** begin DATASET CONTENT **

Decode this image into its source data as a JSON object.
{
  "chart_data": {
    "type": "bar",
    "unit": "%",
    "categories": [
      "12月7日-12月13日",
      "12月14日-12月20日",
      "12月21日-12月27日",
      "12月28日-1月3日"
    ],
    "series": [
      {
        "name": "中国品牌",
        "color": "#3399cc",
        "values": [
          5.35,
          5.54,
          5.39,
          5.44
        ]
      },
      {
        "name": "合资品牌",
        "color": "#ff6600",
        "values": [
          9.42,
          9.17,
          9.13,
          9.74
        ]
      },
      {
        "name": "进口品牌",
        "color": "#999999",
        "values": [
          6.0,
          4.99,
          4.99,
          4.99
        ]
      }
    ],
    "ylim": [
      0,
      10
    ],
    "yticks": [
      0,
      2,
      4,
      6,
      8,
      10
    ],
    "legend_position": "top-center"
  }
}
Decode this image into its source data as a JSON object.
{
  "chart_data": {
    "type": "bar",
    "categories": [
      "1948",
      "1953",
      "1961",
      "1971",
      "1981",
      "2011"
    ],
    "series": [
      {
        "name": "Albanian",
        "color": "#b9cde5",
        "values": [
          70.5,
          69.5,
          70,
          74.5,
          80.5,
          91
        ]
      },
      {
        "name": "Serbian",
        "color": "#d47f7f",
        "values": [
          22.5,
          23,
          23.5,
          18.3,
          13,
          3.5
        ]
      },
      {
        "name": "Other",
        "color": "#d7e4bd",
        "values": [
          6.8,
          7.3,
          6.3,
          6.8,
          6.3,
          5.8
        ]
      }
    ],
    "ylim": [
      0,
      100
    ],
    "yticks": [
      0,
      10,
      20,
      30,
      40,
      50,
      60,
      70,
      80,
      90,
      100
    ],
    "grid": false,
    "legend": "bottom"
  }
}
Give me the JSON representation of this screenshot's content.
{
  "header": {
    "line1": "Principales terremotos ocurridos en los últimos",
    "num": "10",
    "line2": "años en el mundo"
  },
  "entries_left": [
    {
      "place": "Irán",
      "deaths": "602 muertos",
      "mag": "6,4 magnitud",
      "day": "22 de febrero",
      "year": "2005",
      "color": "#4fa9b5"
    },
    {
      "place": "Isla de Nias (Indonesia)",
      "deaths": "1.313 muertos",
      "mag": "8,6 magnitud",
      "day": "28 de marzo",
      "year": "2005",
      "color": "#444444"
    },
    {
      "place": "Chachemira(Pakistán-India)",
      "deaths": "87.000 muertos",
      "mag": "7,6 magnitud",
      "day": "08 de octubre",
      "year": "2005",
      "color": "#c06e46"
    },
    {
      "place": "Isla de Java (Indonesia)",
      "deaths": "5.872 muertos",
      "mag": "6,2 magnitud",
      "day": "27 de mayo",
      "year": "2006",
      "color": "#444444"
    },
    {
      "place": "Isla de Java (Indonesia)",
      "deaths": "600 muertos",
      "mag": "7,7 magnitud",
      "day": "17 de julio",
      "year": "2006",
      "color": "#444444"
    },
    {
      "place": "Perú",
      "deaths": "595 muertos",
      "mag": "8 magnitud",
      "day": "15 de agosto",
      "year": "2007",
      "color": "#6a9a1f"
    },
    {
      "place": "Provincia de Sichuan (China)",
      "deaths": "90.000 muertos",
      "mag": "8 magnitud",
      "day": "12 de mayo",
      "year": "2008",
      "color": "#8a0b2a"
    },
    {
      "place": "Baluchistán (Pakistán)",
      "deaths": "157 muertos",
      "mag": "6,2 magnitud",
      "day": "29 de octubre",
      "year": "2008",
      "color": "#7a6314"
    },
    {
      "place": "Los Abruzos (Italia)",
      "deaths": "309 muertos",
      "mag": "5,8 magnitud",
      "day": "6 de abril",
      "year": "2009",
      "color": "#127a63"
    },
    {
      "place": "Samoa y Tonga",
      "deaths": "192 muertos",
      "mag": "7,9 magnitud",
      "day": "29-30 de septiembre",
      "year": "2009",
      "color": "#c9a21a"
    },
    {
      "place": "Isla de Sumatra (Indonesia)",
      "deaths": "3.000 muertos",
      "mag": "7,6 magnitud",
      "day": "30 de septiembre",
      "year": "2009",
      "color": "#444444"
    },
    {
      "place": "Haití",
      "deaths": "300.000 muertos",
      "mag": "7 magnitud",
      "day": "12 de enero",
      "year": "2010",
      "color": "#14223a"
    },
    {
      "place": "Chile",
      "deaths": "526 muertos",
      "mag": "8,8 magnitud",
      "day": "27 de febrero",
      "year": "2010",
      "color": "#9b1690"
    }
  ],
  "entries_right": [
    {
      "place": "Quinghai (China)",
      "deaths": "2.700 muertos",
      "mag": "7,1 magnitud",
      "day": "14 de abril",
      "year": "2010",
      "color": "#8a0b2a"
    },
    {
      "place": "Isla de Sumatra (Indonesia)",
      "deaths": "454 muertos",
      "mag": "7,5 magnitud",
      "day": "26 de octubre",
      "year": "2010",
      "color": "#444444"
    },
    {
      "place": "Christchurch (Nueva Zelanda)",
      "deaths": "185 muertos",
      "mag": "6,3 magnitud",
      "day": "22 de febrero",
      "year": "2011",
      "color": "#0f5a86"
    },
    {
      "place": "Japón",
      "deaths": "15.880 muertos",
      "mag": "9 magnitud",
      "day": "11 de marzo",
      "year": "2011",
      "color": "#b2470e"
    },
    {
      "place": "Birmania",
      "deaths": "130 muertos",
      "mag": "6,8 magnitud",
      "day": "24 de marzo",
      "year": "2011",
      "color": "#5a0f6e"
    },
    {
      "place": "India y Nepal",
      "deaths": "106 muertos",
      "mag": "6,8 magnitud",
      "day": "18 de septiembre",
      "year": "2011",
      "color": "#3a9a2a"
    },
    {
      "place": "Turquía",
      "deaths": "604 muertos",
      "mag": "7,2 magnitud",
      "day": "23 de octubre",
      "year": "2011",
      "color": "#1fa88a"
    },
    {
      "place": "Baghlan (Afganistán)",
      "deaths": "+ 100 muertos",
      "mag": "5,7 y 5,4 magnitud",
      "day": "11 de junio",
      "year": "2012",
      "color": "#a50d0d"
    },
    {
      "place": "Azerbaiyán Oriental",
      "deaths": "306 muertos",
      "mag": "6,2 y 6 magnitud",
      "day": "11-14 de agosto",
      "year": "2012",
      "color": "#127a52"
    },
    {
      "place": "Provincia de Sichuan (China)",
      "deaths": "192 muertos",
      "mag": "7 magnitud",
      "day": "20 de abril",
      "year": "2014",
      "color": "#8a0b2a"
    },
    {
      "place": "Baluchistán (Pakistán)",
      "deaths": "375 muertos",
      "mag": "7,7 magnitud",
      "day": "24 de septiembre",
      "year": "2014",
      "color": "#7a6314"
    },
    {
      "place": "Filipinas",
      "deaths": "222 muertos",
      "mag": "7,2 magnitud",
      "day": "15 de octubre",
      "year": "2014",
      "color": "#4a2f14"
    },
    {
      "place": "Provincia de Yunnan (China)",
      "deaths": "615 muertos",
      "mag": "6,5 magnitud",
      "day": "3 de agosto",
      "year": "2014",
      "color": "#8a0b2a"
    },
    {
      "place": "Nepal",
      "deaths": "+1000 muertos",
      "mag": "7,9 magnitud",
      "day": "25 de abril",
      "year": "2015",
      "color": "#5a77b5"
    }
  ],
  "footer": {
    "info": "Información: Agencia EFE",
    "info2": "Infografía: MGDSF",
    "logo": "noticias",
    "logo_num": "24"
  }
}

** end DATASET CONTENT **

■ JOB ■
Retype all of the material, keeping each line exact.

■ EXERCISE RESULT ■
Decode this image into its source data as a JSON object.
{
  "chart_data": {
    "type": "bar",
    "unit": "%",
    "categories": [
      "12月7日-12月13日",
      "12月14日-12月20日",
      "12月21日-12月27日",
      "12月28日-1月3日"
    ],
    "series": [
      {
        "name": "中国品牌",
        "color": "#3399cc",
        "values": [
          5.35,
          5.54,
          5.39,
          5.44
        ]
      },
      {
        "name": "合资品牌",
        "color": "#ff6600",
        "values": [
          9.42,
          9.17,
          9.13,
          9.74
        ]
      },
      {
        "name": "进口品牌",
        "color": "#999999",
        "values": [
          6.0,
          4.99,
          4.99,
          4.99
        ]
      }
    ],
    "ylim": [
      0,
      10
    ],
    "yticks": [
      0,
      2,
      4,
      6,
      8,
      10
    ],
    "legend_position": "top-center"
  }
}
Decode this image into its source data as a JSON object.
{
  "chart_data": {
    "type": "bar",
    "categories": [
      "1948",
      "1953",
      "1961",
      "1971",
      "1981",
      "2011"
    ],
    "series": [
      {
        "name": "Albanian",
        "color": "#b9cde5",
        "values": [
          70.5,
          69.5,
          70,
          74.5,
          80.5,
          91
        ]
      },
      {
        "name": "Serbian",
        "color": "#d47f7f",
        "values": [
          22.5,
          23,
          23.5,
          18.3,
          13,
          3.5
        ]
      },
      {
        "name": "Other",
        "color": "#d7e4bd",
        "values": [
          6.8,
          7.3,
          6.3,
          6.8,
          6.3,
          5.8
        ]
      }
    ],
    "ylim": [
      0,
      100
    ],
    "yticks": [
      0,
      10,
      20,
      30,
      40,
      50,
      60,
      70,
      80,
      90,
      100
    ],
    "grid": false,
    "legend": "bottom"
  }
}
Give me the JSON representation of this screenshot's content.
{
  "header": {
    "line1": "Principales terremotos ocurridos en los últimos",
    "num": "10",
    "line2": "años en el mundo"
  },
  "entries_left": [
    {
      "place": "Irán",
      "deaths": "602 muertos",
      "mag": "6,4 magnitud",
      "day": "22 de febrero",
      "year": "2005",
      "color": "#4fa9b5"
    },
    {
      "place": "Isla de Nias (Indonesia)",
      "deaths": "1.313 muertos",
      "mag": "8,6 magnitud",
      "day": "28 de marzo",
      "year": "2005",
      "color": "#444444"
    },
    {
      "place": "Chachemira(Pakistán-India)",
      "deaths": "87.000 muertos",
      "mag": "7,6 magnitud",
      "day": "08 de octubre",
      "year": "2005",
      "color": "#c06e46"
    },
    {
      "place": "Isla de Java (Indonesia)",
      "deaths": "5.872 muertos",
      "mag": "6,2 magnitud",
      "day": "27 de mayo",
      "year": "2006",
      "color": "#444444"
    },
    {
      "place": "Isla de Java (Indonesia)",
      "deaths": "600 muertos",
      "mag": "7,7 magnitud",
      "day": "17 de julio",
      "year": "2006",
      "color": "#444444"
    },
    {
      "place": "Perú",
      "deaths": "595 muertos",
      "mag": "8 magnitud",
      "day": "15 de agosto",
      "year": "2007",
      "color": "#6a9a1f"
    },
    {
      "place": "Provincia de Sichuan (China)",
      "deaths": "90.000 muertos",
      "mag": "8 magnitud",
      "day": "12 de mayo",
      "year": "2008",
      "color": "#8a0b2a"
    },
    {
      "place": "Baluchistán (Pakistán)",
      "deaths": "157 muertos",
      "mag": "6,2 magnitud",
      "day": "29 de octubre",
      "year": "2008",
      "color": "#7a6314"
    },
    {
      "place": "Los Abruzos (Italia)",
      "deaths": "309 muertos",
      "mag": "5,8 magnitud",
      "day": "6 de abril",
      "year": "2009",
      "color": "#127a63"
    },
    {
      "place": "Samoa y Tonga",
      "deaths": "192 muertos",
      "mag": "7,9 magnitud",
      "day": "29-30 de septiembre",
      "year": "2009",
      "color": "#c9a21a"
    },
    {
      "place": "Isla de Sumatra (Indonesia)",
      "deaths": "3.000 muertos",
      "mag": "7,6 magnitud",
      "day": "30 de septiembre",
      "year": "2009",
      "color": "#444444"
    },
    {
      "place": "Haití",
      "deaths": "300.000 muertos",
      "mag": "7 magnitud",
      "day": "12 de enero",
      "year": "2010",
      "color": "#14223a"
    },
    {
      "place": "Chile",
      "deaths": "526 muertos",
      "mag": "8,8 magnitud",
      "day": "27 de febrero",
      "year": "2010",
      "color": "#9b1690"
    }
  ],
  "entries_right": [
    {
      "place": "Quinghai (China)",
      "deaths": "2.700 muertos",
      "mag": "7,1 magnitud",
      "day": "14 de abril",
      "year": "2010",
      "color": "#8a0b2a"
    },
    {
      "place": "Isla de Sumatra (Indonesia)",
      "deaths": "454 muertos",
      "mag": "7,5 magnitud",
      "day": "26 de octubre",
      "year": "2010",
      "color": "#444444"
    },
    {
      "place": "Christchurch (Nueva Zelanda)",
      "deaths": "185 muertos",
      "mag": "6,3 magnitud",
      "day": "22 de febrero",
      "year": "2011",
      "color": "#0f5a86"
    },
    {
      "place": "Japón",
      "deaths": "15.880 muertos",
      "mag": "9 magnitud",
      "day": "11 de marzo",
      "year": "2011",
      "color": "#b2470e"
    },
    {
      "place": "Birmania",
      "deaths": "130 muertos",
      "mag": "6,8 magnitud",
      "day": "24 de marzo",
      "year": "2011",
      "color": "#5a0f6e"
    },
    {
      "place": "India y Nepal",
      "deaths": "106 muertos",
      "mag": "6,8 magnitud",
      "day": "18 de septiembre",
      "year": "2011",
      "color": "#3a9a2a"
    },
    {
      "place": "Turquía",
      "deaths": "604 muertos",
      "mag": "7,2 magnitud",
      "day": "23 de octubre",
      "year": "2011",
      "color": "#1fa88a"
    },
    {
      "place": "Baghlan (Afganistán)",
      "deaths": "+ 100 muertos",
      "mag": "5,7 y 5,4 magnitud",
      "day": "11 de junio",
      "year": "2012",
      "color": "#a50d0d"
    },
    {
      "place": "Azerbaiyán Oriental",
      "deaths": "306 muertos",
      "mag": "6,2 y 6 magnitud",
      "day": "11-14 de agosto",
      "year": "2012",
      "color": "#127a52"
    },
    {
      "place": "Provincia de Sichuan (China)",
      "deaths": "192 muertos",
      "mag": "7 magnitud",
      "day": "20 de abril",
      "year": "2014",
      "color": "#8a0b2a"
    },
    {
      "place": "Baluchistán (Pakistán)",
      "deaths": "375 muertos",
      "mag": "7,7 magnitud",
      "day": "24 de septiembre",
      "year": "2014",
      "color": "#7a6314"
    },
    {
      "place": "Filipinas",
      "deaths": "222 muertos",
      "mag": "7,2 magnitud",
      "day": "15 de octubre",
      "year": "2014",
      "color": "#4a2f14"
    },
    {
      "place": "Provincia de Yunnan (China)",
      "deaths": "615 muertos",
      "mag": "6,5 magnitud",
      "day": "3 de agosto",
      "year": "2014",
      "color": "#8a0b2a"
    },
    {
      "place": "Nepal",
      "deaths": "+1000 muertos",
      "mag": "7,9 magnitud",
      "day": "25 de abril",
      "year": "2015",
      "color": "#5a77b5"
    }
  ],
  "footer": {
    "info": "Información: Agencia EFE",
    "info2": "Infografía: MGDSF",
    "logo": "noticias",
    "logo_num": "24"
  }
}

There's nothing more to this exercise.